___ The input ___
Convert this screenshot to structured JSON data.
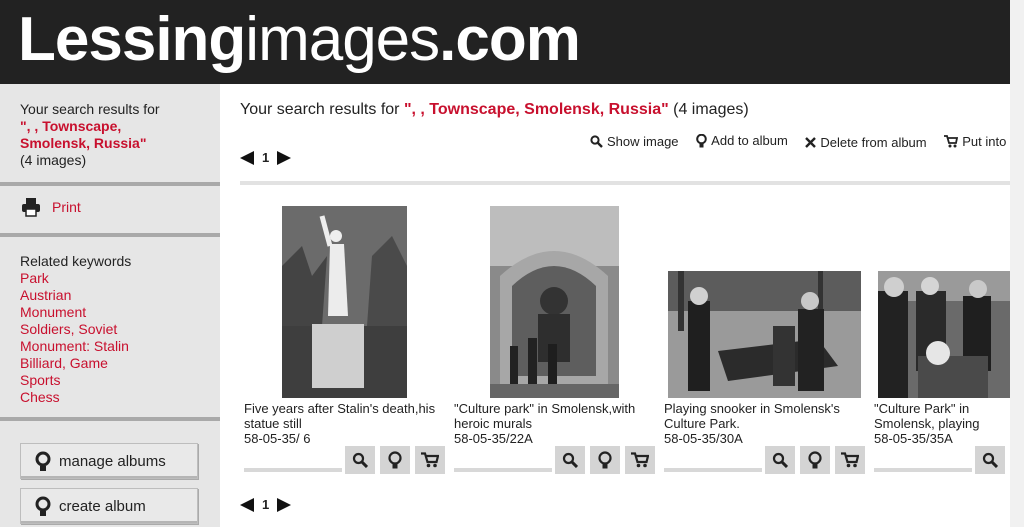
{
  "header": {
    "logo_bold": "Lessing",
    "logo_light": "images",
    "logo_suffix": ".com"
  },
  "sidebar": {
    "search_intro": "Your search results for",
    "search_query": "\", , Townscape, Smolensk, Russia\"",
    "search_count": "(4 images)",
    "print_label": "Print",
    "related_heading": "Related keywords",
    "keywords": [
      "Park",
      "Austrian",
      "Monument",
      "Soldiers, Soviet",
      "Monument: Stalin",
      "Billiard, Game",
      "Sports",
      "Chess"
    ],
    "manage_albums": "manage albums",
    "create_album": "create album"
  },
  "main": {
    "title_intro": "Your search results for ",
    "title_query": "\", , Townscape, Smolensk, Russia\"",
    "title_count": " (4 images)",
    "toolbar": {
      "show_image": "Show image",
      "add_to_album": "Add to album",
      "delete_from_album": "Delete from album",
      "put_into_shop": "Put into shop"
    },
    "pager": {
      "current_page": "1"
    },
    "results": [
      {
        "caption": "Five years after Stalin's death,his statue still",
        "code": "58-05-35/ 6"
      },
      {
        "caption": "\"Culture park\" in Smolensk,with heroic murals",
        "code": "58-05-35/22A"
      },
      {
        "caption": "Playing snooker in Smolensk's Culture Park.",
        "code": "58-05-35/30A"
      },
      {
        "caption": "\"Culture Park\" in Smolensk, playing chess like",
        "code": "58-05-35/35A"
      }
    ]
  },
  "colors": {
    "accent": "#c8102e",
    "header_bg": "#222222",
    "sidebar_bg": "#e6e6e6"
  }
}
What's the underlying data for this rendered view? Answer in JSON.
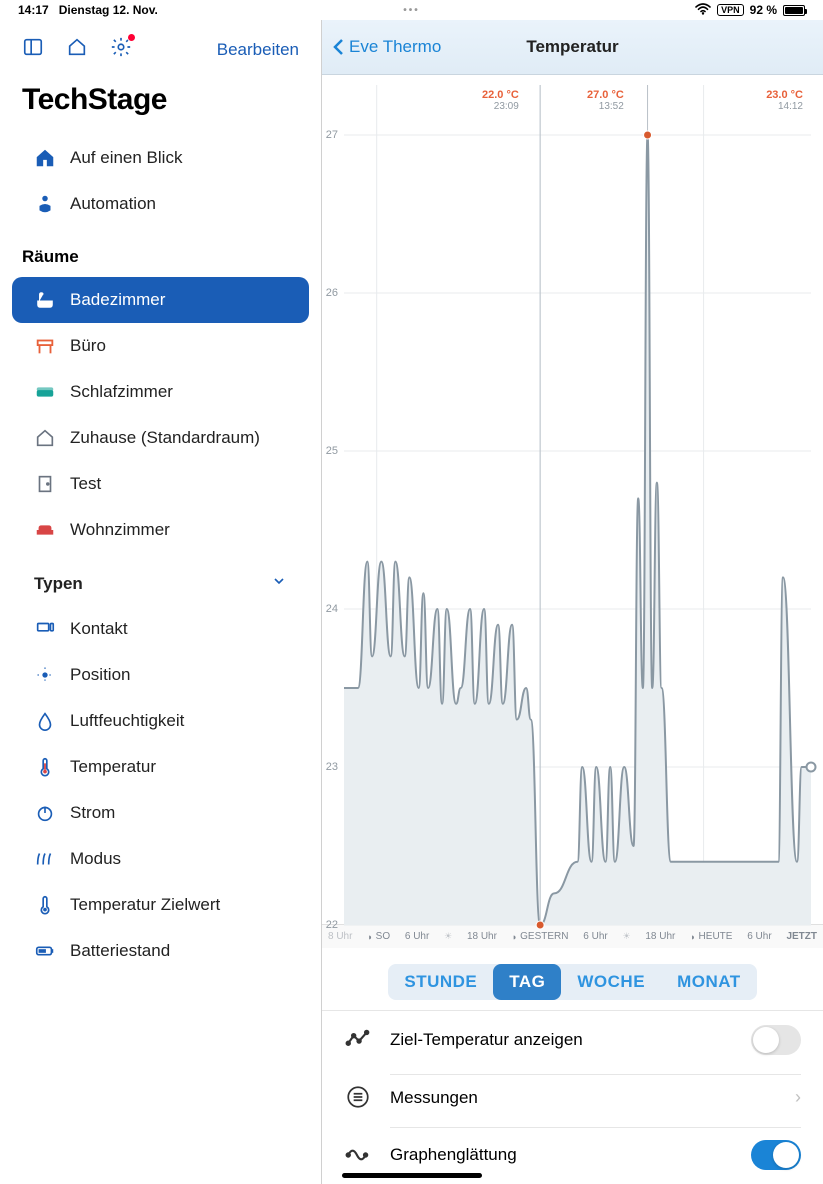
{
  "statusbar": {
    "time": "14:17",
    "date": "Dienstag 12. Nov.",
    "vpn": "VPN",
    "battery": "92 %"
  },
  "sidebar": {
    "edit": "Bearbeiten",
    "app_title": "TechStage",
    "top": [
      {
        "label": "Auf einen Blick"
      },
      {
        "label": "Automation"
      }
    ],
    "rooms_header": "Räume",
    "rooms": [
      {
        "label": "Badezimmer"
      },
      {
        "label": "Büro"
      },
      {
        "label": "Schlafzimmer"
      },
      {
        "label": "Zuhause (Standardraum)"
      },
      {
        "label": "Test"
      },
      {
        "label": "Wohnzimmer"
      }
    ],
    "types_header": "Typen",
    "types": [
      {
        "label": "Kontakt"
      },
      {
        "label": "Position"
      },
      {
        "label": "Luftfeuchtigkeit"
      },
      {
        "label": "Temperatur"
      },
      {
        "label": "Strom"
      },
      {
        "label": "Modus"
      },
      {
        "label": "Temperatur Zielwert"
      },
      {
        "label": "Batteriestand"
      }
    ]
  },
  "content": {
    "back": "Eve Thermo",
    "title": "Temperatur",
    "annotations": [
      {
        "temp": "22.0 °C",
        "time": "23:09"
      },
      {
        "temp": "27.0 °C",
        "time": "13:52"
      },
      {
        "temp": "23.0 °C",
        "time": "14:12"
      }
    ],
    "xaxis": {
      "so": "SO",
      "gestern": "GESTERN",
      "heute": "HEUTE",
      "six": "6 Uhr",
      "eighteen": "18 Uhr",
      "jetzt": "JETZT",
      "eight": "8 Uhr"
    },
    "seg": {
      "hour": "STUNDE",
      "day": "TAG",
      "week": "WOCHE",
      "month": "MONAT"
    },
    "options": {
      "target": "Ziel-Temperatur anzeigen",
      "measure": "Messungen",
      "smooth": "Graphenglättung"
    }
  },
  "chart_data": {
    "type": "line",
    "ylabel": "°C",
    "ylim": [
      22,
      27
    ],
    "y_ticks": [
      22,
      23,
      24,
      25,
      26,
      27
    ],
    "annotations": [
      {
        "x": 0.42,
        "y": 22.0,
        "label": "22.0 °C 23:09"
      },
      {
        "x": 0.65,
        "y": 27.0,
        "label": "27.0 °C 13:52"
      },
      {
        "x": 1.0,
        "y": 23.0,
        "label": "23.0 °C 14:12"
      }
    ],
    "x": [
      0,
      0.03,
      0.05,
      0.06,
      0.08,
      0.1,
      0.11,
      0.13,
      0.14,
      0.16,
      0.17,
      0.18,
      0.2,
      0.21,
      0.22,
      0.24,
      0.25,
      0.27,
      0.28,
      0.3,
      0.31,
      0.33,
      0.34,
      0.36,
      0.37,
      0.39,
      0.4,
      0.42,
      0.45,
      0.5,
      0.51,
      0.53,
      0.54,
      0.56,
      0.57,
      0.58,
      0.6,
      0.62,
      0.63,
      0.64,
      0.65,
      0.66,
      0.67,
      0.68,
      0.7,
      0.73,
      0.85,
      0.88,
      0.93,
      0.94,
      0.97,
      0.98,
      1.0
    ],
    "values": [
      23.5,
      23.5,
      24.3,
      23.7,
      24.3,
      23.7,
      24.3,
      23.7,
      24.2,
      23.5,
      24.1,
      23.5,
      24.0,
      23.4,
      24.0,
      23.4,
      23.5,
      24.0,
      23.4,
      24.0,
      23.4,
      23.9,
      23.4,
      23.9,
      23.3,
      23.5,
      23.3,
      22.0,
      22.2,
      22.4,
      23.0,
      22.4,
      23.0,
      22.4,
      23.0,
      22.4,
      23.0,
      22.5,
      24.7,
      23.5,
      27.0,
      23.5,
      24.8,
      23.5,
      22.4,
      22.4,
      22.4,
      22.4,
      22.4,
      24.2,
      22.4,
      23.0,
      23.0
    ]
  }
}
___
- Written exercise
Copy out each line of the material that holds the word "results".

- Right answer
    "search_intro": "Your search results for",
    "title_intro": "Your search results for ",
    "results": [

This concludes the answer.